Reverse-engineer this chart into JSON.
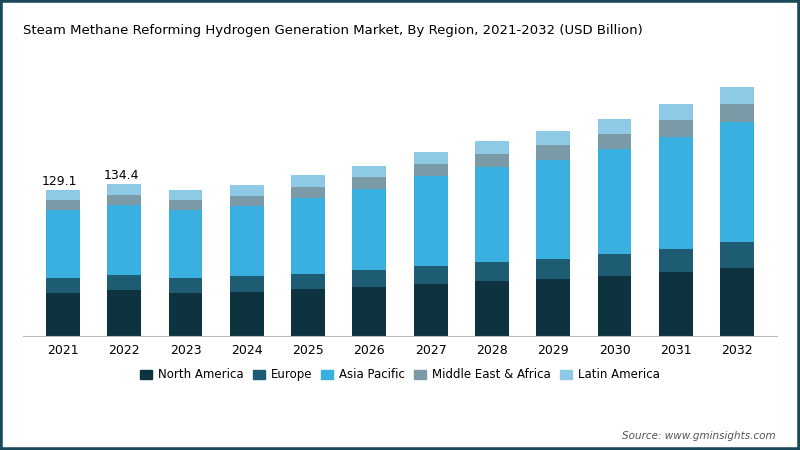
{
  "title": "Steam Methane Reforming Hydrogen Generation Market, By Region, 2021-2032 (USD Billion)",
  "years": [
    2021,
    2022,
    2023,
    2024,
    2025,
    2026,
    2027,
    2028,
    2029,
    2030,
    2031,
    2032
  ],
  "regions": [
    "North America",
    "Europe",
    "Asia Pacific",
    "Middle East & Africa",
    "Latin America"
  ],
  "colors": [
    "#0d3340",
    "#1e5c73",
    "#3ab0e0",
    "#7a9aa8",
    "#8ecae6"
  ],
  "data": {
    "North America": [
      38,
      40,
      38,
      39,
      41,
      43,
      46,
      48,
      50,
      53,
      56,
      60
    ],
    "Europe": [
      13,
      13.5,
      13,
      13.5,
      14,
      15,
      16,
      17,
      18,
      19,
      21,
      23
    ],
    "Asia Pacific": [
      60,
      62,
      60,
      62,
      67,
      72,
      79,
      84,
      88,
      93,
      99,
      106
    ],
    "Middle East & Africa": [
      9,
      9.5,
      9,
      9.5,
      10,
      10.5,
      11,
      12,
      13,
      14,
      15,
      16
    ],
    "Latin America": [
      9,
      9.4,
      9,
      9,
      10,
      10,
      11,
      11,
      12,
      13,
      14,
      15
    ]
  },
  "annotations": {
    "2021": "129.1",
    "2022": "134.4"
  },
  "source": "Source: www.gminsights.com",
  "background_color": "#ffffff",
  "border_color": "#1a4a5a",
  "ylim": [
    0,
    250
  ],
  "bar_width": 0.55
}
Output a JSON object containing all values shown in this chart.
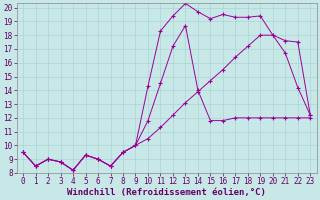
{
  "xlabel": "Windchill (Refroidissement éolien,°C)",
  "xlim": [
    -0.5,
    23.5
  ],
  "ylim": [
    8,
    20.3
  ],
  "xticks": [
    0,
    1,
    2,
    3,
    4,
    5,
    6,
    7,
    8,
    9,
    10,
    11,
    12,
    13,
    14,
    15,
    16,
    17,
    18,
    19,
    20,
    21,
    22,
    23
  ],
  "yticks": [
    8,
    9,
    10,
    11,
    12,
    13,
    14,
    15,
    16,
    17,
    18,
    19,
    20
  ],
  "background_color": "#c8e8e8",
  "grid_color": "#aad4d4",
  "line_color": "#990099",
  "marker": "+",
  "curve_top_x": [
    0,
    1,
    2,
    3,
    4,
    5,
    6,
    7,
    8,
    9,
    10,
    11,
    12,
    13,
    14,
    15,
    16,
    17,
    18,
    19,
    20,
    21,
    22,
    23
  ],
  "curve_top_y": [
    9.5,
    8.5,
    9.0,
    8.8,
    8.2,
    9.3,
    9.0,
    8.5,
    9.5,
    10.0,
    14.3,
    18.3,
    19.4,
    20.3,
    19.7,
    19.2,
    19.5,
    19.3,
    19.3,
    19.4,
    18.0,
    16.7,
    14.2,
    12.2
  ],
  "curve_mid_x": [
    0,
    1,
    2,
    3,
    4,
    5,
    6,
    7,
    8,
    9,
    10,
    11,
    12,
    13,
    14,
    15,
    16,
    17,
    18,
    19,
    20,
    21,
    22,
    23
  ],
  "curve_mid_y": [
    9.5,
    8.5,
    9.0,
    8.8,
    8.2,
    9.3,
    9.0,
    8.5,
    9.5,
    10.0,
    11.8,
    14.5,
    17.2,
    18.7,
    14.0,
    11.8,
    11.8,
    12.0,
    12.0,
    12.0,
    12.0,
    12.0,
    12.0,
    12.0
  ],
  "curve_bot_x": [
    0,
    1,
    2,
    3,
    4,
    5,
    6,
    7,
    8,
    9,
    10,
    11,
    12,
    13,
    14,
    15,
    16,
    17,
    18,
    19,
    20,
    21,
    22,
    23
  ],
  "curve_bot_y": [
    9.5,
    8.5,
    9.0,
    8.8,
    8.2,
    9.3,
    9.0,
    8.5,
    9.5,
    10.0,
    10.5,
    11.3,
    12.2,
    13.1,
    13.9,
    14.7,
    15.5,
    16.4,
    17.2,
    18.0,
    18.0,
    17.6,
    17.5,
    12.2
  ],
  "figsize": [
    3.2,
    2.0
  ],
  "dpi": 100,
  "tick_fontsize": 5.5,
  "xlabel_fontsize": 6.5
}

-----

> STATED GOAL
Looking at the entries above, say how many lines contain the word "chart". Only the number is wanted.

> THE SOLUTION
2